Below are the records; collect from them each line containing the string "Colombia".
■ ■ ■ ■ ■ ■ ■
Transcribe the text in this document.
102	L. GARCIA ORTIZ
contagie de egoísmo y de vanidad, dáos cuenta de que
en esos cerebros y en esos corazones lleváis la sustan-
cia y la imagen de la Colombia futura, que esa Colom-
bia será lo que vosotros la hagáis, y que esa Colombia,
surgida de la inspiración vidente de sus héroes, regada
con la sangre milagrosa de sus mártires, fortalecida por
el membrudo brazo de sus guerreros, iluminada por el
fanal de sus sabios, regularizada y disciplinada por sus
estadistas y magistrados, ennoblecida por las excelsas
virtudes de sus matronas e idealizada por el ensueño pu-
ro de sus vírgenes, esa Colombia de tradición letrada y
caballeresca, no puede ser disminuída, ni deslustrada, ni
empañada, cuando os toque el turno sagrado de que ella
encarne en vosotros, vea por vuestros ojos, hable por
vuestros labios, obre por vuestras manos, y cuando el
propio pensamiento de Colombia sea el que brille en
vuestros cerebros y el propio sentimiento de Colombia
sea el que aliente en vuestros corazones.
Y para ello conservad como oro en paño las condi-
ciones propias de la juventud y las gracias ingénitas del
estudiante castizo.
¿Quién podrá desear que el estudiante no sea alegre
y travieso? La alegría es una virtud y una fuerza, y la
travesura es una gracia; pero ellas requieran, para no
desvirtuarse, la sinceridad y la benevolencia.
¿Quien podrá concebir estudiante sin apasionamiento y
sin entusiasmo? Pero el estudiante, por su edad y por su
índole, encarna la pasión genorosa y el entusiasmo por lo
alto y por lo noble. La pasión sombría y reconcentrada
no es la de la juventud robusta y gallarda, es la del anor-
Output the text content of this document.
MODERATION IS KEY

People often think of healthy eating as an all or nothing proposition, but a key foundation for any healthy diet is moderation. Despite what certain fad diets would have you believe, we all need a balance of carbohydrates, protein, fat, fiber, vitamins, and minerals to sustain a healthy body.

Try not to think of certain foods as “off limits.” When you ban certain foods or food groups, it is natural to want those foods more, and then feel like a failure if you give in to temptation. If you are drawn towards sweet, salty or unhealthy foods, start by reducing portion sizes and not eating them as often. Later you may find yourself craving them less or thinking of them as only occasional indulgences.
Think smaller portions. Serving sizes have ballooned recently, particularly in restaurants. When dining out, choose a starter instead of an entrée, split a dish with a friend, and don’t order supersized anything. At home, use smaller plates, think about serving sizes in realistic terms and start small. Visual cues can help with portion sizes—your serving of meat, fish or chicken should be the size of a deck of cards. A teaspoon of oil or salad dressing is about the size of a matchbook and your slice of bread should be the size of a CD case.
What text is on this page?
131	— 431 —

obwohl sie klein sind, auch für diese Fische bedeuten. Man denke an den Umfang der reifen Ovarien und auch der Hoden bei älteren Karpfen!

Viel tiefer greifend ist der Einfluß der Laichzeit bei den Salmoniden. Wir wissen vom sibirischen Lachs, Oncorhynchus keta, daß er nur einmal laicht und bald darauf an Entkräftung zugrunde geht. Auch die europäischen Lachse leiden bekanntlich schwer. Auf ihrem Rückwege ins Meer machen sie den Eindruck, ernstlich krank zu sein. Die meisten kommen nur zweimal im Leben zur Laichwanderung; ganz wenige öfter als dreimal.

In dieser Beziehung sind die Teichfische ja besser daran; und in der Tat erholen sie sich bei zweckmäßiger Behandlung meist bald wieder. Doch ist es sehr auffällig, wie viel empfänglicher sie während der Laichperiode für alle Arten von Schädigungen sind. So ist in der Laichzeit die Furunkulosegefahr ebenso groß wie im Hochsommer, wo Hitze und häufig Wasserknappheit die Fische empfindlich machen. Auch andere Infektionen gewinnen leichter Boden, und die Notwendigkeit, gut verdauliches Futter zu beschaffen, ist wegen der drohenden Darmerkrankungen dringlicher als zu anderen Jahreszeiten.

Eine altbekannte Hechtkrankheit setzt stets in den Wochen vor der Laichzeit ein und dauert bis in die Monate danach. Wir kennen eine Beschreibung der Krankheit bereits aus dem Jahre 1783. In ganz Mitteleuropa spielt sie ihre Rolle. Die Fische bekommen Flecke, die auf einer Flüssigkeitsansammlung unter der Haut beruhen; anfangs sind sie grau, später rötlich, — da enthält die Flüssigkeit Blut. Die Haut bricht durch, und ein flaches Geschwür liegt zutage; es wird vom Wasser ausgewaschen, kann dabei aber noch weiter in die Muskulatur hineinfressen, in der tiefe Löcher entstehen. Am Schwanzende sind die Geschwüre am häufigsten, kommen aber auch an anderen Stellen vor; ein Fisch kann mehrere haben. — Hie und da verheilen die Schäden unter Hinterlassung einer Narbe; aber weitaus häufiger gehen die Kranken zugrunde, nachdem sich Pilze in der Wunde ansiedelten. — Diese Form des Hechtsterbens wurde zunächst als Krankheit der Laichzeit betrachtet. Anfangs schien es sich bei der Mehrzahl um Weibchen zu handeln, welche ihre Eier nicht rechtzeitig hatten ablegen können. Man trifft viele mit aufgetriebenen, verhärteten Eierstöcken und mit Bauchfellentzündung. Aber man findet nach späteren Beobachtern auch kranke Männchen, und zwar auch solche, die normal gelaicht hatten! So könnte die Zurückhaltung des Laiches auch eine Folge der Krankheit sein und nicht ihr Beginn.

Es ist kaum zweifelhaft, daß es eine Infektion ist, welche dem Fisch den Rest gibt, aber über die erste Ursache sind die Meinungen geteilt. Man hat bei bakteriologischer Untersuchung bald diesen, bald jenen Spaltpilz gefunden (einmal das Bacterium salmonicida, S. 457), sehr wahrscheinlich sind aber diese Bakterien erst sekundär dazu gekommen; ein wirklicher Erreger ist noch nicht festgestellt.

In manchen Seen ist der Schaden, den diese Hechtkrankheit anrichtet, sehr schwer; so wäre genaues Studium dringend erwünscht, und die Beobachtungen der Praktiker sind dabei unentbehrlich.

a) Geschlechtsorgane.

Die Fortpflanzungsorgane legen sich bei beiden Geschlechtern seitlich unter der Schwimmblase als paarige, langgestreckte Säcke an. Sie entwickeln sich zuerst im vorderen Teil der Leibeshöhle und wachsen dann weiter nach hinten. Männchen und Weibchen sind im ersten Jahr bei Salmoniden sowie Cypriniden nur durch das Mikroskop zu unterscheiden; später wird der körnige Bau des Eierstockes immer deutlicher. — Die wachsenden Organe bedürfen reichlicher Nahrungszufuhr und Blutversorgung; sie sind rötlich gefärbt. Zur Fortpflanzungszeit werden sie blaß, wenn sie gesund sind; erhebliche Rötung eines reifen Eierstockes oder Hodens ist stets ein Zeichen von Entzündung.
■ ■ ■ ■ ■ ■ ■
* _Task response_
cia y la imagen de la Colombia futura, que esa Colom-
bia será lo que vosotros la hagáis, y que esa Colombia,
ro de sus vírgenes, esa Colombia de tradición letrada y
propio pensamiento de Colombia sea el que brille en
vuestros cerebros y el propio sentimiento de Colombia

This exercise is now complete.